(Image element box listing)
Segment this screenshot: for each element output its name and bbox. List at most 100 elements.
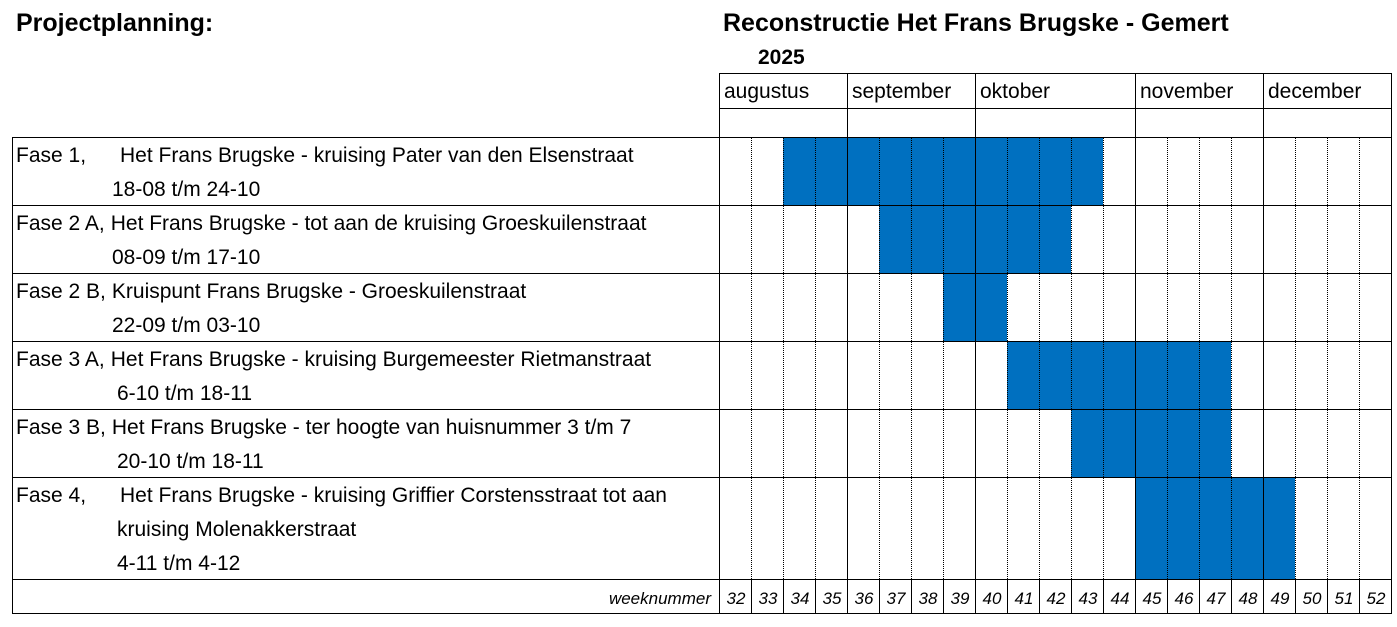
task-description-line2: kruising Molenakkerstraat [117, 518, 357, 541]
footer-week-line [943, 579, 944, 614]
week-grid-line [1231, 137, 1232, 579]
task-description: Het Frans Brugske - kruising Griffier Co… [120, 484, 667, 507]
task-dates: 08-09 t/m 17-10 [112, 246, 261, 269]
footer-week-line [1039, 579, 1040, 614]
month-grid-line [1263, 137, 1264, 614]
x-axis-label: weeknummer [608, 589, 711, 608]
task-dates: 20-10 t/m 18-11 [117, 450, 264, 473]
task-bar [1071, 409, 1231, 477]
week-tick-label: 33 [758, 589, 778, 608]
task-code: Fase 2 B, [16, 280, 106, 303]
week-grid-line [1359, 137, 1360, 579]
task-bar [1007, 341, 1231, 409]
year-label: 2025 [758, 46, 805, 69]
row-line [12, 579, 1392, 580]
footer-week-line [1103, 579, 1104, 614]
month-grid-line [1135, 137, 1136, 614]
week-tick-label: 47 [1206, 589, 1226, 608]
footer-week-line [1327, 579, 1328, 614]
row-line [12, 205, 1392, 206]
task-code: Fase 3 A, [16, 348, 105, 371]
week-tick-label: 49 [1270, 589, 1290, 608]
month-separator [847, 73, 848, 137]
month-separator [1263, 73, 1264, 137]
week-grid-line [1007, 137, 1008, 579]
month-label-oktober: oktober [980, 80, 1051, 103]
month-grid-line [975, 137, 976, 614]
week-tick-label: 52 [1366, 589, 1386, 608]
week-tick-label: 46 [1174, 589, 1194, 608]
task-code: Fase 2 A, [16, 212, 105, 235]
week-grid-line [751, 137, 752, 579]
footer-week-line [1071, 579, 1072, 614]
task-code: Fase 3 B, [16, 416, 106, 439]
footer-week-line [1167, 579, 1168, 614]
task-description: Het Frans Brugske - kruising Burgemeeste… [110, 348, 652, 371]
week-tick-label: 41 [1014, 589, 1034, 608]
week-grid-line [1199, 137, 1200, 579]
week-grid-line [783, 137, 784, 579]
project-title: Reconstructie Het Frans Brugske - Gemert [723, 9, 1229, 37]
week-grid-line [1167, 137, 1168, 579]
row-line [12, 409, 1392, 410]
task-description: Het Frans Brugske - ter hoogte van huisn… [111, 416, 632, 439]
week-grid-line [879, 137, 880, 579]
week-grid-line [1039, 137, 1040, 579]
week-tick-label: 50 [1302, 589, 1322, 608]
task-code: Fase 4, [16, 484, 87, 507]
page-title: Projectplanning: [16, 9, 214, 37]
footer-week-line [815, 579, 816, 614]
week-grid-line [1327, 137, 1328, 579]
month-label-september: september [852, 80, 952, 103]
grid-left-line [719, 73, 720, 614]
row-line [12, 477, 1392, 478]
row-line [12, 341, 1392, 342]
week-tick-label: 39 [950, 589, 970, 608]
footer-bottom-line [12, 613, 1392, 614]
month-label-december: december [1268, 80, 1362, 103]
week-tick-label: 51 [1334, 589, 1354, 608]
footer-week-line [1231, 579, 1232, 614]
task-description: Het Frans Brugske - tot aan de kruising … [110, 212, 647, 235]
task-label: Fase 3 A, Het Frans Brugske - kruising Bu… [16, 347, 716, 373]
task-dates: 22-09 t/m 03-10 [112, 314, 261, 337]
week-grid-line [943, 137, 944, 579]
task-dates: 4-11 t/m 4-12 [117, 552, 241, 575]
task-description: Kruispunt Frans Brugske - Groeskuilenstr… [111, 280, 527, 303]
footer-week-line [1007, 579, 1008, 614]
week-tick-label: 45 [1142, 589, 1162, 608]
footer-week-line [751, 579, 752, 614]
week-tick-label: 37 [886, 589, 906, 608]
footer-week-line [1359, 579, 1360, 614]
week-tick-label: 36 [854, 589, 874, 608]
grid-right-line [1391, 73, 1392, 614]
week-tick-label: 40 [982, 589, 1002, 608]
header-mid-line [719, 108, 1392, 109]
footer-week-line [911, 579, 912, 614]
week-grid-line [1103, 137, 1104, 579]
task-dates: 6-10 t/m 18-11 [117, 382, 253, 405]
task-bar [1135, 477, 1295, 579]
week-tick-label: 44 [1110, 589, 1130, 608]
footer-week-line [879, 579, 880, 614]
task-dates: 18-08 t/m 24-10 [112, 178, 261, 201]
week-grid-line [1071, 137, 1072, 579]
week-tick-label: 42 [1046, 589, 1066, 608]
task-code: Fase 1, [16, 144, 87, 167]
month-label-augustus: augustus [724, 80, 810, 103]
table-left-line [12, 137, 13, 614]
task-description: Het Frans Brugske - kruising Pater van d… [120, 144, 634, 167]
week-tick-label: 48 [1238, 589, 1258, 608]
month-grid-line [847, 137, 848, 614]
task-label: Fase 3 B, Het Frans Brugske - ter hoogte … [16, 415, 716, 441]
footer-week-line [1295, 579, 1296, 614]
task-label: Fase 2 A, Het Frans Brugske - tot aan de … [16, 211, 716, 237]
header-top-line [719, 73, 1392, 74]
task-label: Fase 2 B, Kruispunt Frans Brugske - Groes… [16, 279, 716, 305]
month-separator [1135, 73, 1136, 137]
task-label: Fase 4, Het Frans Brugske - kruising Grif… [16, 483, 716, 509]
week-tick-label: 43 [1078, 589, 1098, 608]
month-label-november: november [1140, 80, 1234, 103]
footer-week-line [783, 579, 784, 614]
week-grid-line [911, 137, 912, 579]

### Exercise details
Rewrite the listing with every "week-grid-line" changed to "week-divider" and nothing else altered, and omit the pictures.

### Exercise output
Segment this screenshot: for each element output its name and bbox. List at most 100 elements.
task-description-line2: kruising Molenakkerstraat [117, 518, 357, 541]
footer-week-line [943, 579, 944, 614]
week-divider [1231, 137, 1232, 579]
task-description: Het Frans Brugske - kruising Griffier Co… [120, 484, 667, 507]
task-dates: 08-09 t/m 17-10 [112, 246, 261, 269]
footer-week-line [1039, 579, 1040, 614]
month-grid-line [1263, 137, 1264, 614]
x-axis-label: weeknummer [608, 589, 711, 608]
task-dates: 20-10 t/m 18-11 [117, 450, 264, 473]
task-bar [1071, 409, 1231, 477]
week-tick-label: 33 [758, 589, 778, 608]
task-code: Fase 2 B, [16, 280, 106, 303]
week-divider [1359, 137, 1360, 579]
task-bar [1007, 341, 1231, 409]
year-label: 2025 [758, 46, 805, 69]
row-line [12, 579, 1392, 580]
footer-week-line [1103, 579, 1104, 614]
month-grid-line [1135, 137, 1136, 614]
week-tick-label: 47 [1206, 589, 1226, 608]
footer-week-line [1327, 579, 1328, 614]
row-line [12, 205, 1392, 206]
task-code: Fase 3 A, [16, 348, 105, 371]
week-tick-label: 49 [1270, 589, 1290, 608]
month-separator [847, 73, 848, 137]
month-separator [1263, 73, 1264, 137]
week-divider [1007, 137, 1008, 579]
month-label-oktober: oktober [980, 80, 1051, 103]
month-grid-line [975, 137, 976, 614]
week-tick-label: 52 [1366, 589, 1386, 608]
week-tick-label: 46 [1174, 589, 1194, 608]
task-code: Fase 2 A, [16, 212, 105, 235]
week-divider [751, 137, 752, 579]
footer-week-line [1071, 579, 1072, 614]
task-code: Fase 3 B, [16, 416, 106, 439]
footer-week-line [1167, 579, 1168, 614]
task-description: Het Frans Brugske - kruising Burgemeeste… [110, 348, 652, 371]
week-tick-label: 41 [1014, 589, 1034, 608]
week-divider [1199, 137, 1200, 579]
week-divider [783, 137, 784, 579]
project-title: Reconstructie Het Frans Brugske - Gemert [723, 9, 1229, 37]
week-divider [1167, 137, 1168, 579]
row-line [12, 409, 1392, 410]
task-description: Het Frans Brugske - ter hoogte van huisn… [111, 416, 632, 439]
week-divider [879, 137, 880, 579]
week-divider [1039, 137, 1040, 579]
week-tick-label: 50 [1302, 589, 1322, 608]
task-code: Fase 4, [16, 484, 87, 507]
page-title: Projectplanning: [16, 9, 214, 37]
footer-week-line [815, 579, 816, 614]
week-divider [1327, 137, 1328, 579]
month-label-september: september [852, 80, 952, 103]
grid-left-line [719, 73, 720, 614]
row-line [12, 477, 1392, 478]
row-line [12, 341, 1392, 342]
week-tick-label: 39 [950, 589, 970, 608]
footer-bottom-line [12, 613, 1392, 614]
month-label-december: december [1268, 80, 1362, 103]
week-tick-label: 51 [1334, 589, 1354, 608]
footer-week-line [1231, 579, 1232, 614]
task-description: Het Frans Brugske - tot aan de kruising … [110, 212, 647, 235]
task-label: Fase 3 A, Het Frans Brugske - kruising Bu… [16, 347, 716, 373]
task-dates: 22-09 t/m 03-10 [112, 314, 261, 337]
week-divider [943, 137, 944, 579]
task-dates: 4-11 t/m 4-12 [117, 552, 241, 575]
task-description: Kruispunt Frans Brugske - Groeskuilenstr… [111, 280, 527, 303]
footer-week-line [1007, 579, 1008, 614]
week-tick-label: 45 [1142, 589, 1162, 608]
footer-week-line [751, 579, 752, 614]
week-tick-label: 37 [886, 589, 906, 608]
footer-week-line [1359, 579, 1360, 614]
week-tick-label: 36 [854, 589, 874, 608]
grid-right-line [1391, 73, 1392, 614]
week-tick-label: 40 [982, 589, 1002, 608]
header-mid-line [719, 108, 1392, 109]
footer-week-line [911, 579, 912, 614]
week-divider [1103, 137, 1104, 579]
task-dates: 6-10 t/m 18-11 [117, 382, 253, 405]
task-bar [1135, 477, 1295, 579]
week-tick-label: 44 [1110, 589, 1130, 608]
footer-week-line [879, 579, 880, 614]
task-dates: 18-08 t/m 24-10 [112, 178, 261, 201]
week-divider [1071, 137, 1072, 579]
week-tick-label: 42 [1046, 589, 1066, 608]
task-code: Fase 1, [16, 144, 87, 167]
month-label-augustus: augustus [724, 80, 810, 103]
table-left-line [12, 137, 13, 614]
task-description: Het Frans Brugske - kruising Pater van d… [120, 144, 634, 167]
week-tick-label: 48 [1238, 589, 1258, 608]
month-grid-line [847, 137, 848, 614]
task-label: Fase 3 B, Het Frans Brugske - ter hoogte … [16, 415, 716, 441]
footer-week-line [1295, 579, 1296, 614]
task-label: Fase 2 A, Het Frans Brugske - tot aan de … [16, 211, 716, 237]
header-top-line [719, 73, 1392, 74]
task-label: Fase 2 B, Kruispunt Frans Brugske - Groes… [16, 279, 716, 305]
month-separator [1135, 73, 1136, 137]
task-label: Fase 4, Het Frans Brugske - kruising Grif… [16, 483, 716, 509]
week-tick-label: 43 [1078, 589, 1098, 608]
month-label-november: november [1140, 80, 1234, 103]
footer-week-line [783, 579, 784, 614]
week-divider [911, 137, 912, 579]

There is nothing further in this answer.